## Begin DATA EXCERPTS
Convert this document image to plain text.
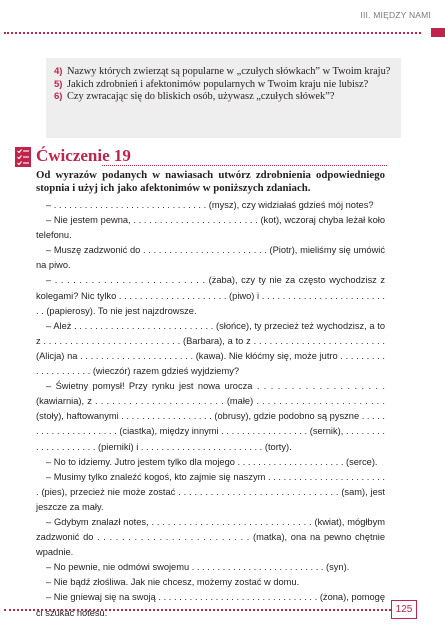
III. MIĘDZY NAMI
4) Nazwy których zwierząt są popularne w „czułych słówkach” w Twoim kraju?
5) Jakich zdrobnień i afektonimów popularnych w Twoim kraju nie lubisz?
6) Czy zwracając się do bliskich osób, używasz „czułych słówek”?
Ćwiczenie 19
Od wyrazów podanych w nawiasach utwórz zdrobnienia odpowiedniego stopnia i użyj ich jako afektonimów w poniższych zdaniach.

– . . . . . . . . . . . . . . . . . . . . . . . . . . . . . . (mysz), czy widziałaś gdzieś mój notes?

– Nie jestem pewna, . . . . . . . . . . . . . . . . . . . . . . . . (kot), wczoraj chyba leżał koło telefonu.

– Muszę zadzwonić do . . . . . . . . . . . . . . . . . . . . . . . . (Piotr), mieliśmy się umówić na piwo.

– . . . . . . . . . . . . . . . . . . . . . . . . . (żaba), czy ty nie za często wychodzisz z kolegami? Nic tylko . . . . . . . . . . . . . . . . . . . . . (piwo) i . . . . . . . . . . . . . . . . . . . . . . . . . . (papierosy). To nie jest najzdrowsze.

– Ależ . . . . . . . . . . . . . . . . . . . . . . . . . . . (słońce), ty przecież też wychodzisz, a to z . . . . . . . . . . . . . . . . . . . . . . . . . . (Barbara), a to z . . . . . . . . . . . . . . . . . . . . . . . . . (Alicja) na . . . . . . . . . . . . . . . . . . . . . . (kawa). Nie kłóćmy się, może jutro . . . . . . . . . . . . . . . . . . . . (wieczór) razem gdzieś wyjdziemy?

– Świetny pomysł! Przy rynku jest nowa urocza . . . . . . . . . . . . . . . . . . . (kawiarnia), z . . . . . . . . . . . . . . . . . . . . . . . (małe) . . . . . . . . . . . . . . . . . . . . . . . (stoły), haftowanymi . . . . . . . . . . . . . . . . . . (obrusy), gdzie podobno są pyszne . . . . . . . . . . . . . . . . . . . . . (ciastka), między innymi . . . . . . . . . . . . . . . . . (sernik), . . . . . . . . . . . . . . . . . . . . (pierniki) i . . . . . . . . . . . . . . . . . . . . . . . . (torty).

– No to idziemy. Jutro jestem tylko dla mojego . . . . . . . . . . . . . . . . . . . . . (serce).

– Musimy tylko znaleźć kogoś, kto zajmie się naszym . . . . . . . . . . . . . . . . . . . . . . . . (pies), przecież nie może zostać . . . . . . . . . . . . . . . . . . . . . . . . . . . . . . (sam), jest jeszcze za mały.

– Gdybym znalazł notes, . . . . . . . . . . . . . . . . . . . . . . . . . . . . . . (kwiat), mógłbym zadzwonić do . . . . . . . . . . . . . . . . . . . . . . . . . (matka), ona na pewno chętnie wpadnie.

– No pewnie, nie odmówi swojemu . . . . . . . . . . . . . . . . . . . . . . . . . . (syn).

– Nie bądź złośliwa. Jak nie chcesz, możemy zostać w domu.

– Nie gniewaj się na swoją . . . . . . . . . . . . . . . . . . . . . . . . . . . . . . . (żona), pomogę ci szukać notesu.	125
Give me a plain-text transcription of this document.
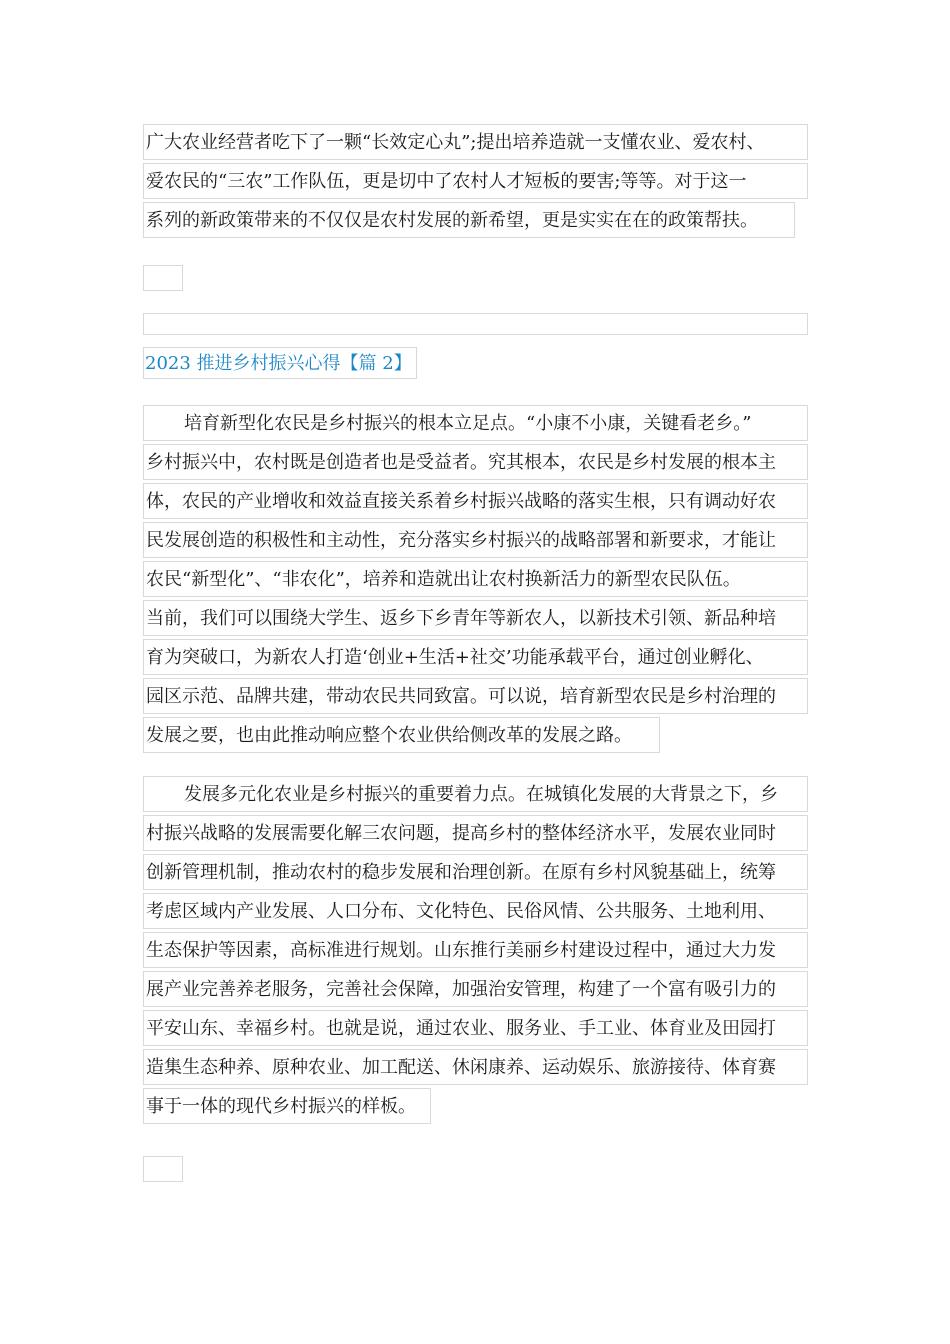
广大农业经营者吃下了一颗“长效定心丸”;提出培养造就一支懂农业、爱农村、
爱农民的“三农”工作队伍，更是切中了农村人才短板的要害;等等。对于这一
系列的新政策带来的不仅仅是农村发展的新希望，更是实实在在的政策帮扶。
2023 推进乡村振兴心得【篇 2】
培育新型化农民是乡村振兴的根本立足点。“小康不小康，关键看老乡。”
乡村振兴中，农村既是创造者也是受益者。究其根本，农民是乡村发展的根本主
体，农民的产业增收和效益直接关系着乡村振兴战略的落实生根，只有调动好农
民发展创造的积极性和主动性，充分落实乡村振兴的战略部署和新要求，才能让
农民“新型化”、“非农化”，培养和造就出让农村换新活力的新型农民队伍。
当前，我们可以围绕大学生、返乡下乡青年等新农人，以新技术引领、新品种培
育为突破口，为新农人打造‘创业+生活+社交’功能承载平台，通过创业孵化、
园区示范、品牌共建，带动农民共同致富。可以说，培育新型农民是乡村治理的
发展之要，也由此推动响应整个农业供给侧改革的发展之路。
发展多元化农业是乡村振兴的重要着力点。在城镇化发展的大背景之下，乡
村振兴战略的发展需要化解三农问题，提高乡村的整体经济水平，发展农业同时
创新管理机制，推动农村的稳步发展和治理创新。在原有乡村风貌基础上，统筹
考虑区域内产业发展、人口分布、文化特色、民俗风情、公共服务、土地利用、
生态保护等因素，高标准进行规划。山东推行美丽乡村建设过程中，通过大力发
展产业完善养老服务，完善社会保障，加强治安管理，构建了一个富有吸引力的
平安山东、幸福乡村。也就是说，通过农业、服务业、手工业、体育业及田园打
造集生态种养、原种农业、加工配送、休闲康养、运动娱乐、旅游接待、体育赛
事于一体的现代乡村振兴的样板。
## End DATA EXCERPTS
* DIRECTIONS FOR THIS TASK *
Check each line of these records for the string "zostać" and state only how many lines have it.

* EXERCISE ANSWER *
2